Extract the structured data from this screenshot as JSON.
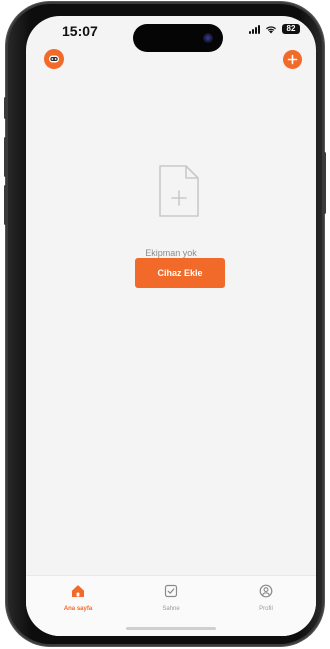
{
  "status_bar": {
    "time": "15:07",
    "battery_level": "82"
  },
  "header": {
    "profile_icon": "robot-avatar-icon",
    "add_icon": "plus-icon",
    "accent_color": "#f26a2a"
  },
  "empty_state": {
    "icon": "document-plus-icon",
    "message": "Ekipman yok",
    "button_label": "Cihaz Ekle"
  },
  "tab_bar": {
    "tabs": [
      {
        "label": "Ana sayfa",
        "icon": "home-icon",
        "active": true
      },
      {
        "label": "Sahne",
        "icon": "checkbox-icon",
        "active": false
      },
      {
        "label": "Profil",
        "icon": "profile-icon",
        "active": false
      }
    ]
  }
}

## Given request
In the entries above, count every line containing the word "icon". Write only the total.

## Exercise solution
6